What is expected
Repeat the records below exactly, leaving out any pictures.

Material for the task
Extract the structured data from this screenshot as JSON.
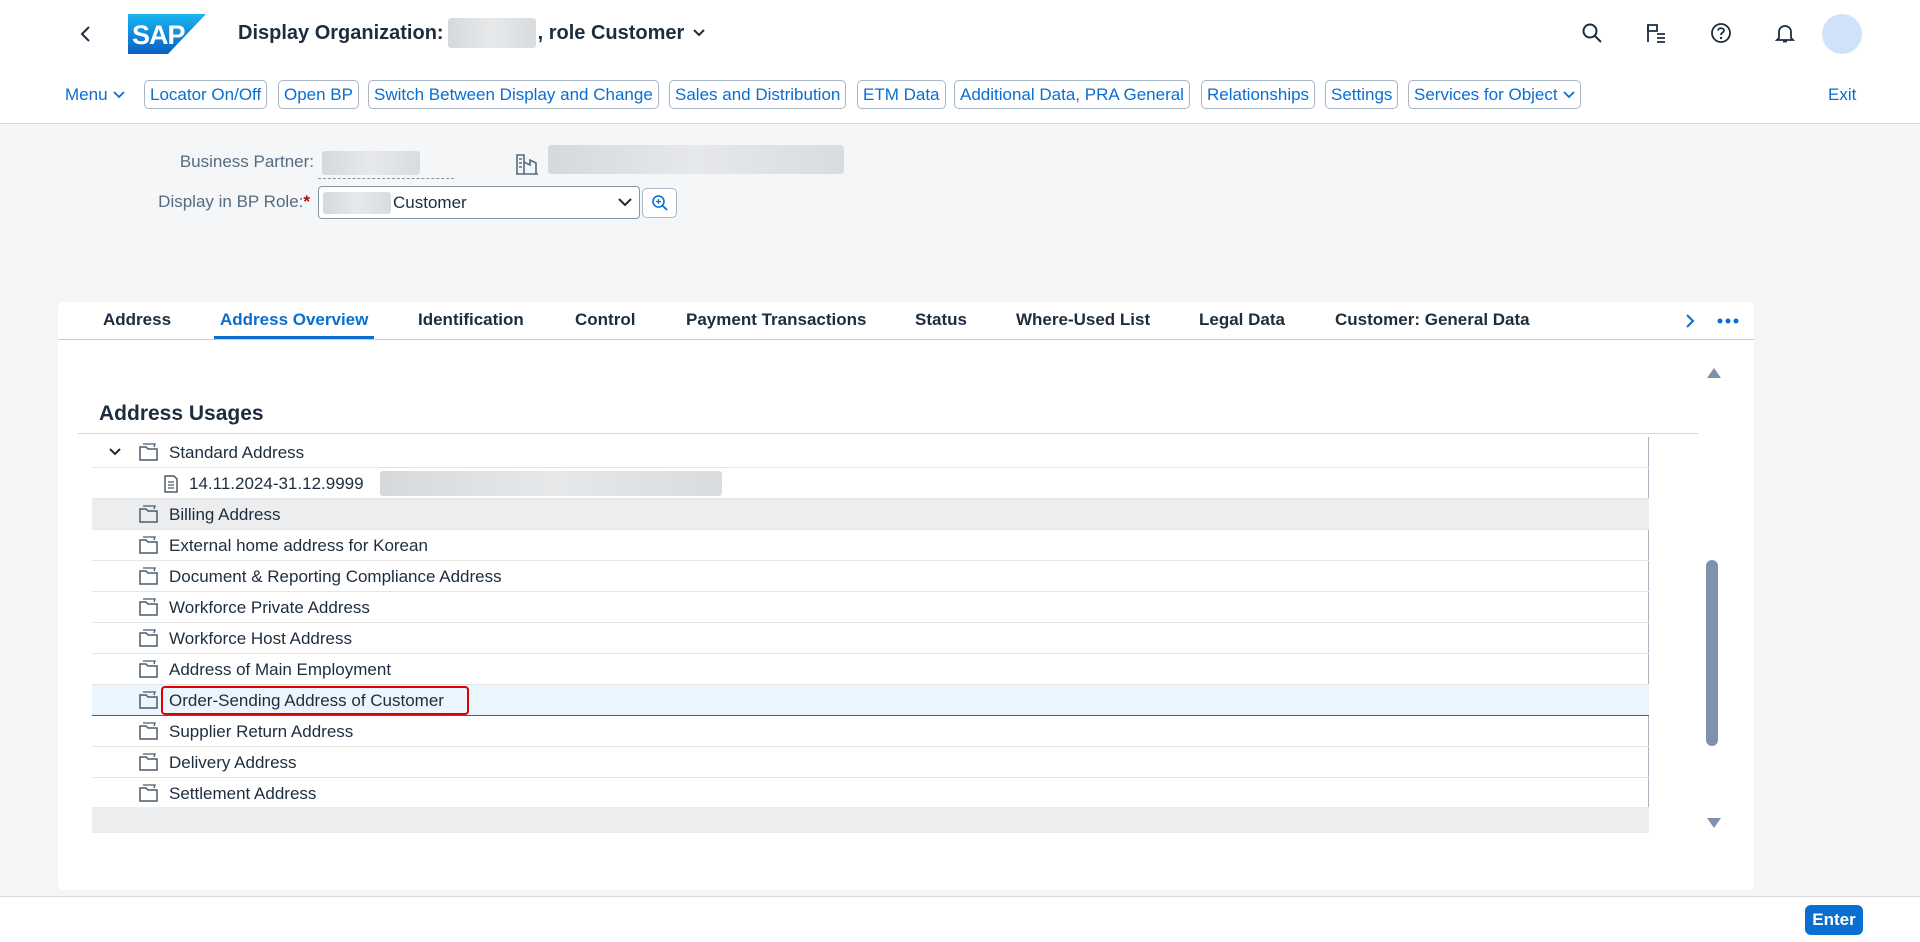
{
  "shell": {
    "title_prefix": "Display Organization:",
    "title_suffix": ", role Customer",
    "icons": [
      "back-icon",
      "search-icon",
      "flag-list-icon",
      "help-icon",
      "bell-icon"
    ]
  },
  "toolbar": {
    "menu": "Menu",
    "buttons": [
      "Locator On/Off",
      "Open BP",
      "Switch Between Display and Change",
      "Sales and Distribution",
      "ETM Data",
      "Additional Data, PRA General",
      "Relationships",
      "Settings",
      "Services for Object"
    ],
    "exit": "Exit"
  },
  "form": {
    "bp_label": "Business Partner:",
    "role_label": "Display in BP Role:",
    "required_marker": "*",
    "role_value": "Customer"
  },
  "tabs": [
    "Address",
    "Address Overview",
    "Identification",
    "Control",
    "Payment Transactions",
    "Status",
    "Where-Used List",
    "Legal Data",
    "Customer: General Data"
  ],
  "active_tab": "Address Overview",
  "section": {
    "title": "Address Usages",
    "standard": "Standard Address",
    "standard_validity": "14.11.2024-31.12.9999",
    "items": [
      "Billing Address",
      "External home address for Korean",
      "Document & Reporting Compliance Address",
      "Workforce Private Address",
      "Workforce Host Address",
      "Address of Main Employment",
      "Order-Sending Address of Customer",
      "Supplier Return Address",
      "Delivery Address",
      "Settlement Address"
    ],
    "selected_item": "Order-Sending Address of Customer"
  },
  "footer": {
    "enter": "Enter"
  },
  "colors": {
    "accent": "#0a6ed1",
    "focus": "#e00000",
    "row_highlight": "#ebedef",
    "row_selected": "#ebf5fe"
  }
}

Correct answer
Extract the structured data from this screenshot as JSON.
{
  "shell": {
    "title_prefix": "Display Organization:",
    "title_suffix": ", role Customer",
    "icons": [
      "back-icon",
      "search-icon",
      "flag-list-icon",
      "help-icon",
      "bell-icon"
    ]
  },
  "toolbar": {
    "menu": "Menu",
    "buttons": [
      "Locator On/Off",
      "Open BP",
      "Switch Between Display and Change",
      "Sales and Distribution",
      "ETM Data",
      "Additional Data, PRA General",
      "Relationships",
      "Settings",
      "Services for Object"
    ],
    "exit": "Exit"
  },
  "form": {
    "bp_label": "Business Partner:",
    "role_label": "Display in BP Role:",
    "required_marker": "*",
    "role_value": "Customer"
  },
  "tabs": [
    "Address",
    "Address Overview",
    "Identification",
    "Control",
    "Payment Transactions",
    "Status",
    "Where-Used List",
    "Legal Data",
    "Customer: General Data"
  ],
  "active_tab": "Address Overview",
  "section": {
    "title": "Address Usages",
    "standard": "Standard Address",
    "standard_validity": "14.11.2024-31.12.9999",
    "items": [
      "Billing Address",
      "External home address for Korean",
      "Document & Reporting Compliance Address",
      "Workforce Private Address",
      "Workforce Host Address",
      "Address of Main Employment",
      "Order-Sending Address of Customer",
      "Supplier Return Address",
      "Delivery Address",
      "Settlement Address"
    ],
    "selected_item": "Order-Sending Address of Customer"
  },
  "footer": {
    "enter": "Enter"
  },
  "colors": {
    "accent": "#0a6ed1",
    "focus": "#e00000",
    "row_highlight": "#ebedef",
    "row_selected": "#ebf5fe"
  }
}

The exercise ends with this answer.